[Saved entries]
■ ■ ■ ■ ■ ■ ■
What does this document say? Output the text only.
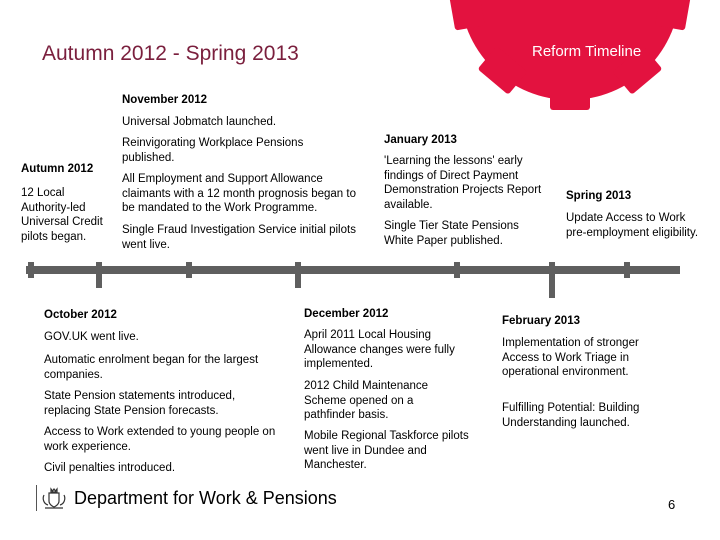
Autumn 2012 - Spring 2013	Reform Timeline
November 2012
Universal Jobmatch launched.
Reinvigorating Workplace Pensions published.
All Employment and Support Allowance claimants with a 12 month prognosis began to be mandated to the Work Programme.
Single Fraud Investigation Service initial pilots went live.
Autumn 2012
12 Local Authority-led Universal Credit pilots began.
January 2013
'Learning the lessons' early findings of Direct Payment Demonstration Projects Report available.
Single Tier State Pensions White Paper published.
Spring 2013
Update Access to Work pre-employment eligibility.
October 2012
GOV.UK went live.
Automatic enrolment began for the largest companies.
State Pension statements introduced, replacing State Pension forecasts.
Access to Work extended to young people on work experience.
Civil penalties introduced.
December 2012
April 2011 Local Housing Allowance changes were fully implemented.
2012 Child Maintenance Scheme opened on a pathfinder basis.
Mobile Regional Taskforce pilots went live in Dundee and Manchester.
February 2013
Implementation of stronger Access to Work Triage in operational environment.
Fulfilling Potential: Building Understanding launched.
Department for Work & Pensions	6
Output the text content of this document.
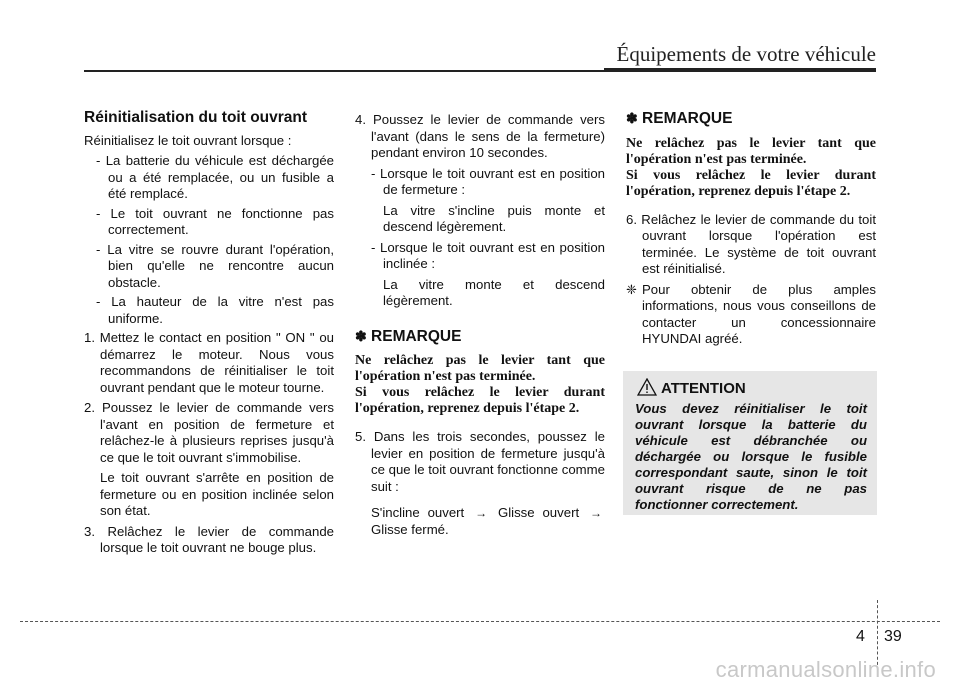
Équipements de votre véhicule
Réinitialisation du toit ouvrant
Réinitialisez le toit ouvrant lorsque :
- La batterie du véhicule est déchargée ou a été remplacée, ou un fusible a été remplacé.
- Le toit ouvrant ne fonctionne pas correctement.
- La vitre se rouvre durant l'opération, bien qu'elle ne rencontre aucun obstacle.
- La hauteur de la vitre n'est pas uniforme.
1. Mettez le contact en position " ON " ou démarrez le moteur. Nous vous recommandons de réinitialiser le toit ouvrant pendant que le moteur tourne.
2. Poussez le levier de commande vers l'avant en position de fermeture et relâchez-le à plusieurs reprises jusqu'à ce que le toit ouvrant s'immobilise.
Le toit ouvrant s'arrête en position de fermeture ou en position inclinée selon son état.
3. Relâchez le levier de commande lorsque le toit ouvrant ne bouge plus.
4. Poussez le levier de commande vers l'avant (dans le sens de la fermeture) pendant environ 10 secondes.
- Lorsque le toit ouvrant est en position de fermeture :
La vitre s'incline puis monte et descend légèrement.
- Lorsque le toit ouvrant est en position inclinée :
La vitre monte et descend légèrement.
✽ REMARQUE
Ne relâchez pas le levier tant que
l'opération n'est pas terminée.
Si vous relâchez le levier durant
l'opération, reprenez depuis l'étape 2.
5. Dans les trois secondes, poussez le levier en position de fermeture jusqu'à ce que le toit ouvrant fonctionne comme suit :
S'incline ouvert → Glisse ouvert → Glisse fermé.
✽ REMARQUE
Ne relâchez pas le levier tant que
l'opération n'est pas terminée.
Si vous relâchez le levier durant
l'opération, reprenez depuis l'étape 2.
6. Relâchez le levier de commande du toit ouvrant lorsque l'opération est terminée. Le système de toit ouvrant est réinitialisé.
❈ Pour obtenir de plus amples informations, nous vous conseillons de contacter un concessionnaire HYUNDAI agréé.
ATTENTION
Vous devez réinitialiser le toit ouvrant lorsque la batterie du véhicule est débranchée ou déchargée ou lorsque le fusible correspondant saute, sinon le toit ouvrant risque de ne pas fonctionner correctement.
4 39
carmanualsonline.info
■ ■ ■ ■ ■ ■ ■
Pick each line holding the word "Spring" out of the data and copy it.

Autumn 2012 - Spring 2013	Reform Timeline
Spring 2013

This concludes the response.